Start of Data shown

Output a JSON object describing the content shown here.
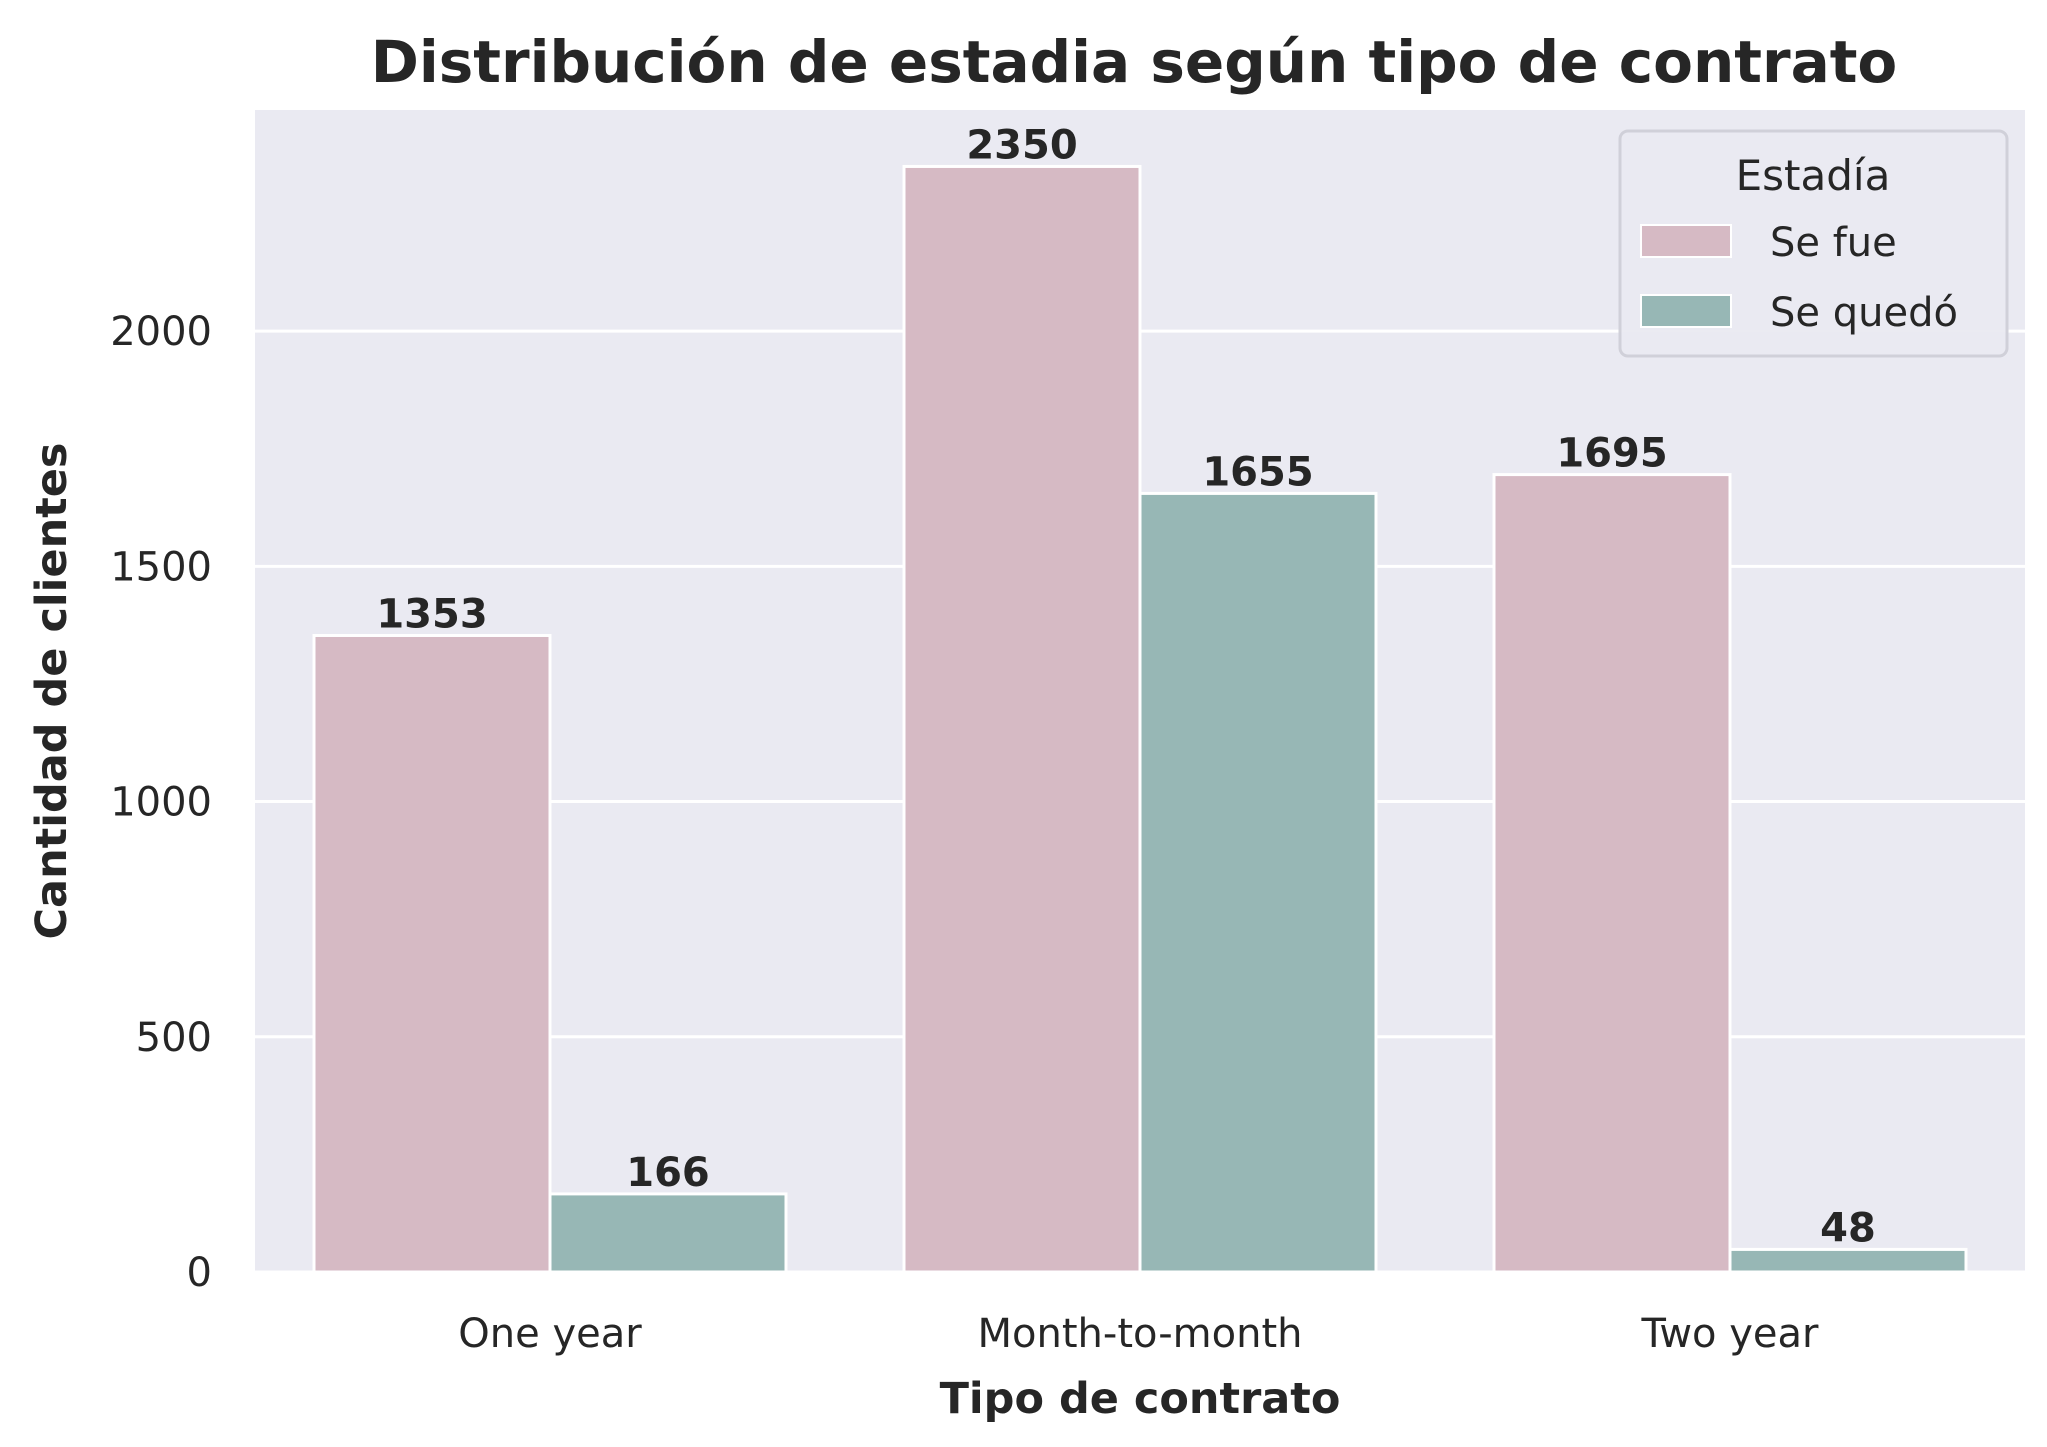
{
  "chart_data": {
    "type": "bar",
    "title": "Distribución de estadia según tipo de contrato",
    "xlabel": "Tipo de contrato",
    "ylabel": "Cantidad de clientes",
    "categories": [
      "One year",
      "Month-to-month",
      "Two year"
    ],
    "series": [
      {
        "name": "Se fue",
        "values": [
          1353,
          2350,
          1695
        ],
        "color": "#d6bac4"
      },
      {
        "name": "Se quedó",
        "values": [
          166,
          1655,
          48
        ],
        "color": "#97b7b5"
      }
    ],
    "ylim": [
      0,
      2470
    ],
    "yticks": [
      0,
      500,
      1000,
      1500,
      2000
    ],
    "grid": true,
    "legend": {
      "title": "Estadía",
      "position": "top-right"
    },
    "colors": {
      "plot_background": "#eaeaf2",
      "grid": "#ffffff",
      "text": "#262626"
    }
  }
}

End of Data shown

§ **Your instructions**
State how many lines hold the word "title". The number is the whole answer.

§ **Complete answer**
2